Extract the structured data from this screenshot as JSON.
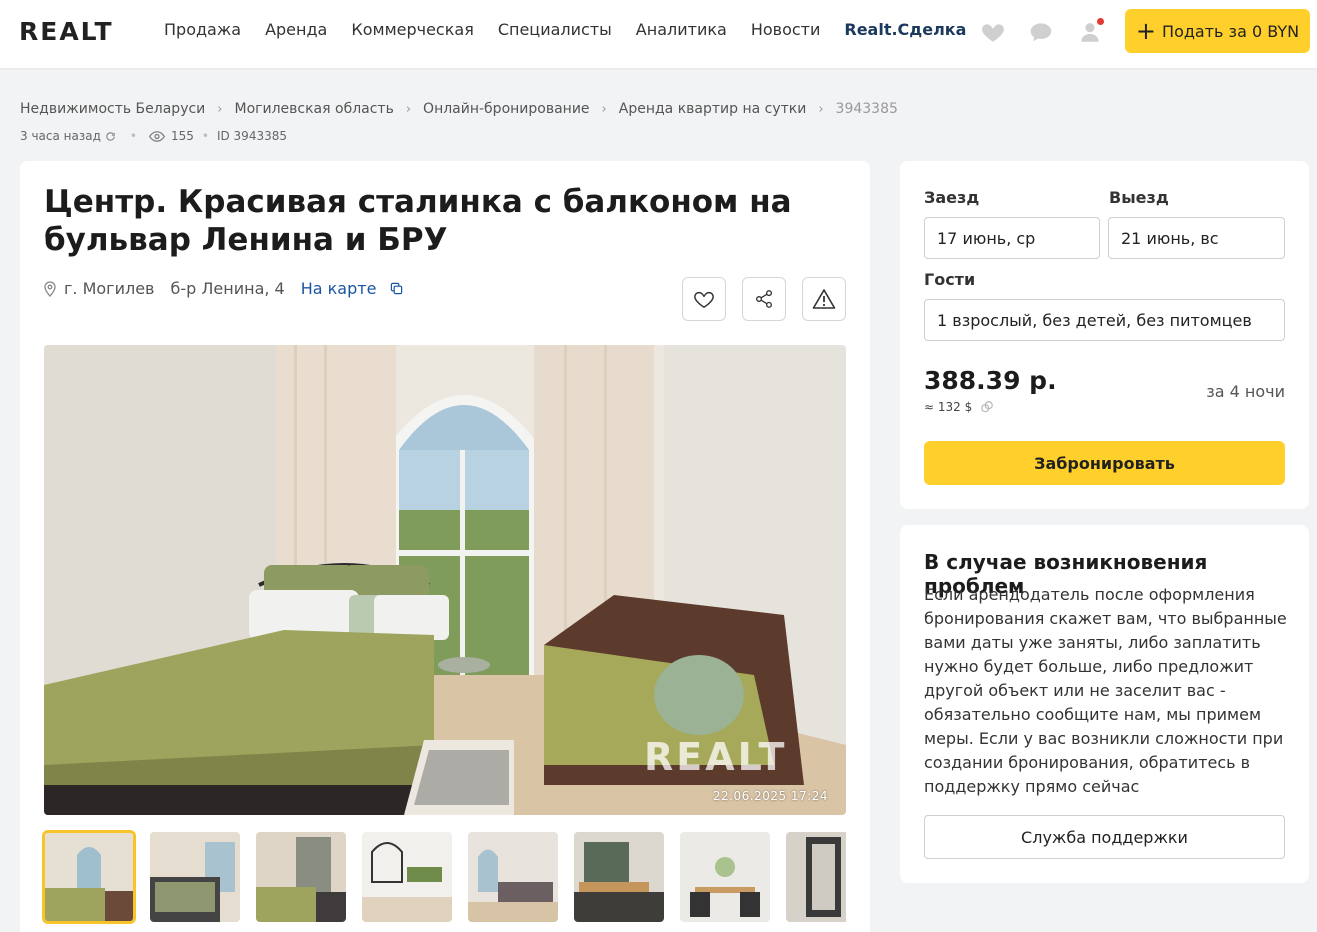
{
  "header": {
    "logo": "REALT",
    "nav": [
      "Продажа",
      "Аренда",
      "Коммерческая",
      "Специалисты",
      "Аналитика",
      "Новости",
      "Realt.Сделка"
    ],
    "post_button": "Подать за 0 BYN",
    "icons": [
      "heart-icon",
      "chat-icon",
      "user-icon"
    ]
  },
  "breadcrumb": {
    "items": [
      "Недвижимость Беларуси",
      "Могилевская область",
      "Онлайн-бронирование",
      "Аренда квартир на сутки",
      "3943385"
    ]
  },
  "meta": {
    "time": "3 часа назад",
    "views": "155",
    "id": "ID 3943385"
  },
  "listing": {
    "title": "Центр. Красивая сталинка с балконом на бульвар Ленина и БРУ",
    "city": "г. Могилев",
    "street": "б-р Ленина, 4",
    "map_link": "На карте",
    "photo_date": "22.06.2025  17:24",
    "watermark": "REALT",
    "thumbnail_count": 8
  },
  "booking": {
    "checkin_label": "Заезд",
    "checkout_label": "Выезд",
    "checkin_value": "17 июнь, ср",
    "checkout_value": "21 июнь, вс",
    "guests_label": "Гости",
    "guests_value": "1 взрослый, без детей, без питомцев",
    "price": "388.39 р.",
    "price_usd": "≈ 132 $",
    "nights": "за 4 ночи",
    "book_button": "Забронировать"
  },
  "problems": {
    "title": "В случае возникновения проблем",
    "text": "Если арендодатель после оформления бронирования скажет вам, что выбранные вами даты уже заняты, либо заплатить нужно будет больше, либо предложит другой объект или не заселит вас - обязательно сообщите нам, мы примем меры. Если у вас возникли сложности при создании бронирования, обратитесь в поддержку прямо сейчас",
    "support_button": "Служба поддержки"
  },
  "colors": {
    "accent": "#ffd02b",
    "link": "#1a55a3",
    "background": "#f2f3f5"
  }
}
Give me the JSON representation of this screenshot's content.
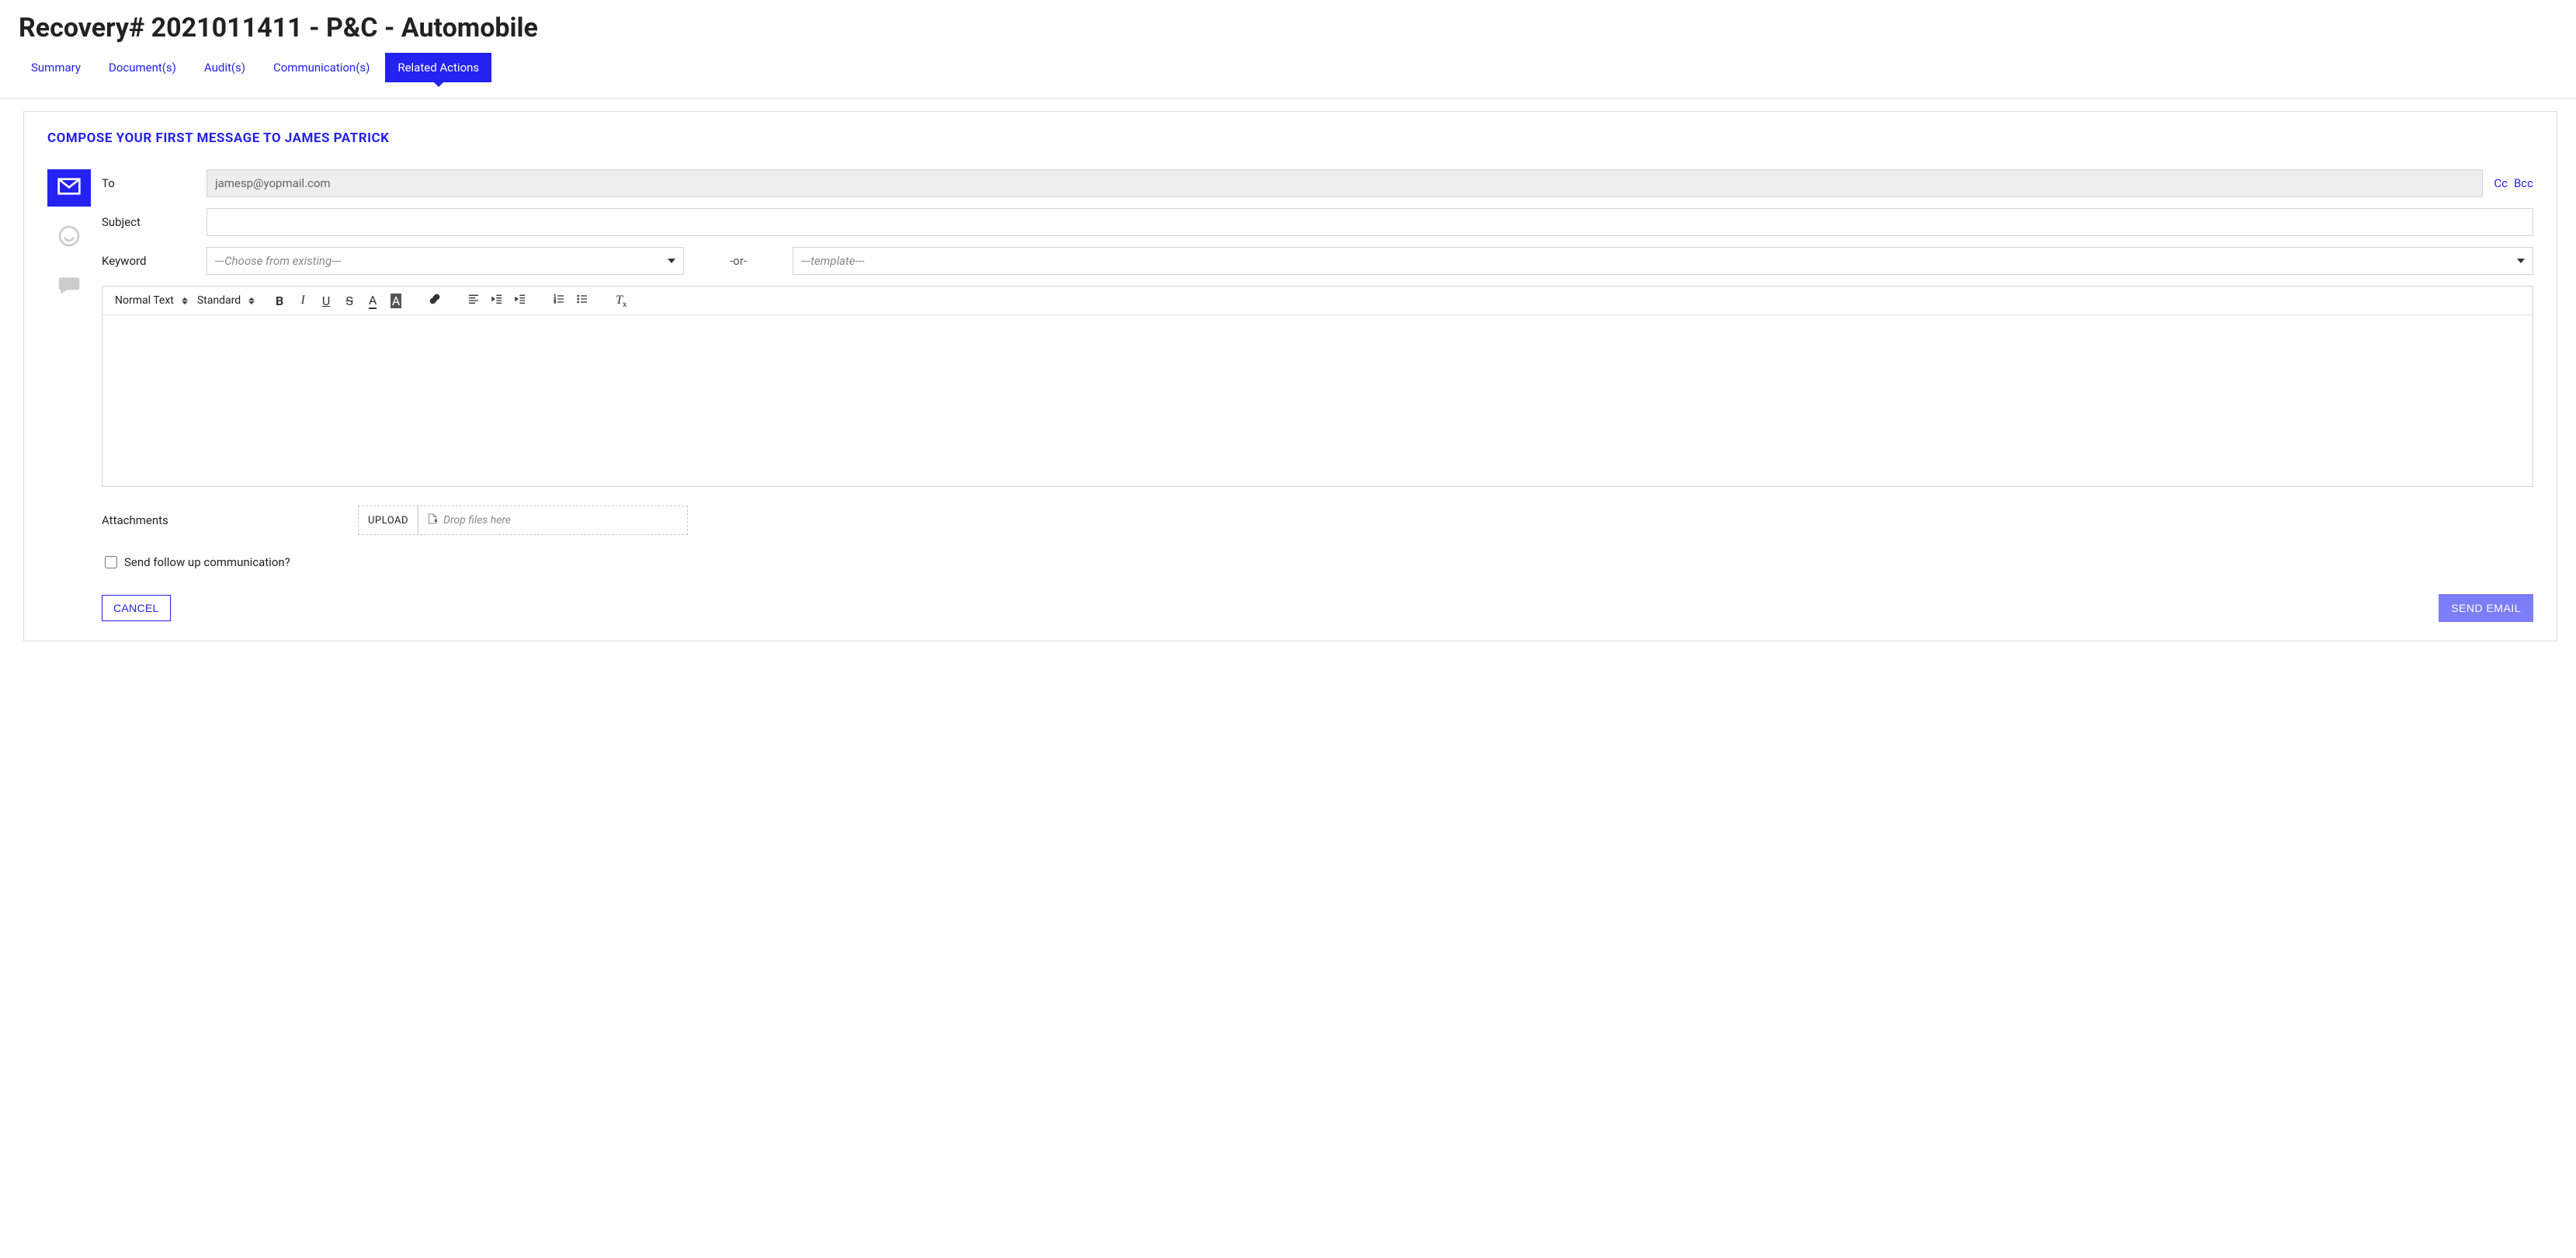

--------------------------------------------------

Request: Report how many lines of the data hold the string "JSON"; give only the number.

Complete output: 2